## PROBLEM STATEMENT
Every line of the records must be repeated exactly; pictures stay out.

## STORED DATA
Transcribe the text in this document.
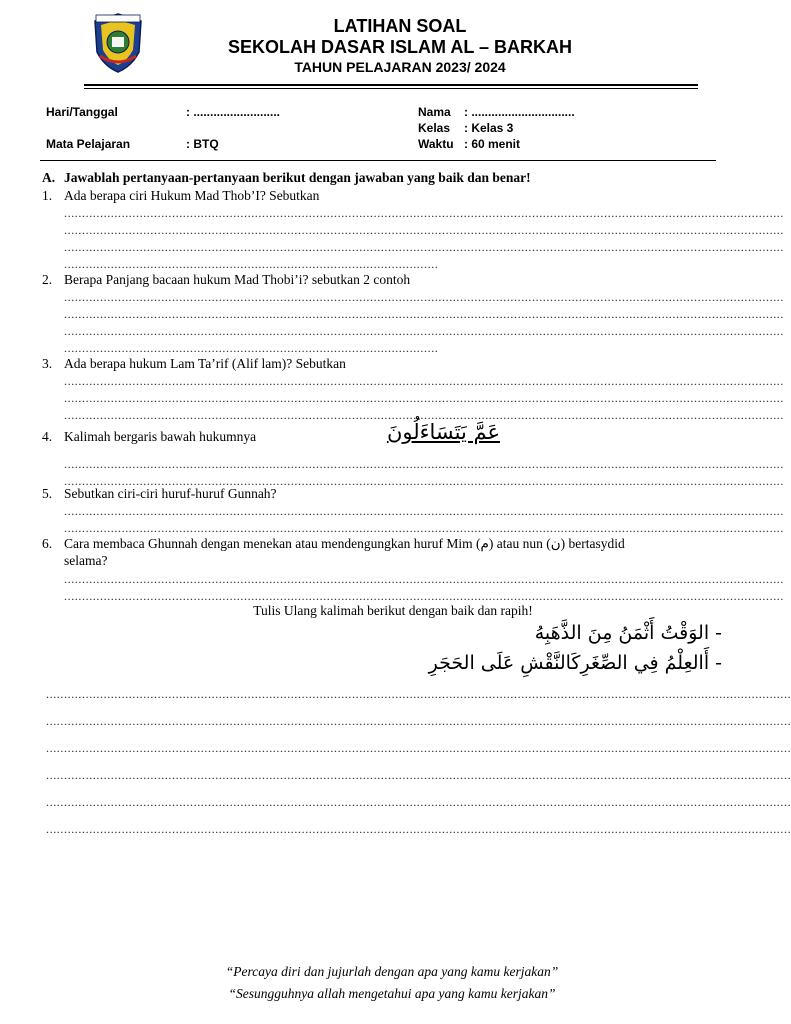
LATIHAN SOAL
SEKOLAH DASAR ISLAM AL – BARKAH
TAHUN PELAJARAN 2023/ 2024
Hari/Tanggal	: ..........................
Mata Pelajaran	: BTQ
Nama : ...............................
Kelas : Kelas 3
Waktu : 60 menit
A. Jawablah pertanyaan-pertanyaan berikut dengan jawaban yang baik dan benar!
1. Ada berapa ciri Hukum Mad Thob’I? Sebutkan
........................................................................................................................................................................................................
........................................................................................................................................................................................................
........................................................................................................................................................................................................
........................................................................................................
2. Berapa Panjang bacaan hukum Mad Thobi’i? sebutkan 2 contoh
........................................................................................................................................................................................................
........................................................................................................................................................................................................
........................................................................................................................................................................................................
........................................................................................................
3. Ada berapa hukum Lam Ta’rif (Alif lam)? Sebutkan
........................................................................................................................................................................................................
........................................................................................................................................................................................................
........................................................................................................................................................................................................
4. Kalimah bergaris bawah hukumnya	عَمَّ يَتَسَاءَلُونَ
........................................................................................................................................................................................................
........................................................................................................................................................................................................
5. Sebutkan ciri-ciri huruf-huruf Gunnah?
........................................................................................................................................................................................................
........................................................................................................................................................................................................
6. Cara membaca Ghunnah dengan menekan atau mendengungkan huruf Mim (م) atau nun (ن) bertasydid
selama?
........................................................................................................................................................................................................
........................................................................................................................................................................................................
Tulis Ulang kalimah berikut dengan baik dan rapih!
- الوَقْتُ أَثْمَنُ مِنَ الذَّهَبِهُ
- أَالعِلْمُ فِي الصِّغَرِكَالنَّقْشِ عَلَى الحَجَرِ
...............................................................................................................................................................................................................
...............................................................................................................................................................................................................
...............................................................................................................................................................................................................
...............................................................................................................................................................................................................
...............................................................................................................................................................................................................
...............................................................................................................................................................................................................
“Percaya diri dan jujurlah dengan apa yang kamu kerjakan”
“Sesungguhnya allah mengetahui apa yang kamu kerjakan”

## OUTPUT BELOW
Transcribe the text in this document.
LATIHAN SOAL
SEKOLAH DASAR ISLAM AL – BARKAH
TAHUN PELAJARAN 2023/ 2024
Hari/Tanggal	: ..........................
Mata Pelajaran	: BTQ
Nama : ...............................
Kelas : Kelas 3
Waktu : 60 menit
A. Jawablah pertanyaan-pertanyaan berikut dengan jawaban yang baik dan benar!
1. Ada berapa ciri Hukum Mad Thob’I? Sebutkan
........................................................................................................................................................................................................
........................................................................................................................................................................................................
........................................................................................................................................................................................................
........................................................................................................
2. Berapa Panjang bacaan hukum Mad Thobi’i? sebutkan 2 contoh
........................................................................................................................................................................................................
........................................................................................................................................................................................................
........................................................................................................................................................................................................
........................................................................................................
3. Ada berapa hukum Lam Ta’rif (Alif lam)? Sebutkan
........................................................................................................................................................................................................
........................................................................................................................................................................................................
........................................................................................................................................................................................................
4. Kalimah bergaris bawah hukumnya	عَمَّ يَتَسَاءَلُونَ
........................................................................................................................................................................................................
........................................................................................................................................................................................................
5. Sebutkan ciri-ciri huruf-huruf Gunnah?
........................................................................................................................................................................................................
........................................................................................................................................................................................................
6. Cara membaca Ghunnah dengan menekan atau mendengungkan huruf Mim (م) atau nun (ن) bertasydid
selama?
........................................................................................................................................................................................................
........................................................................................................................................................................................................
Tulis Ulang kalimah berikut dengan baik dan rapih!
- الوَقْتُ أَثْمَنُ مِنَ الذَّهَبِهُ
- أَالعِلْمُ فِي الصِّغَرِكَالنَّقْشِ عَلَى الحَجَرِ
...............................................................................................................................................................................................................
...............................................................................................................................................................................................................
...............................................................................................................................................................................................................
...............................................................................................................................................................................................................
...............................................................................................................................................................................................................
...............................................................................................................................................................................................................
“Percaya diri dan jujurlah dengan apa yang kamu kerjakan”
“Sesungguhnya allah mengetahui apa yang kamu kerjakan”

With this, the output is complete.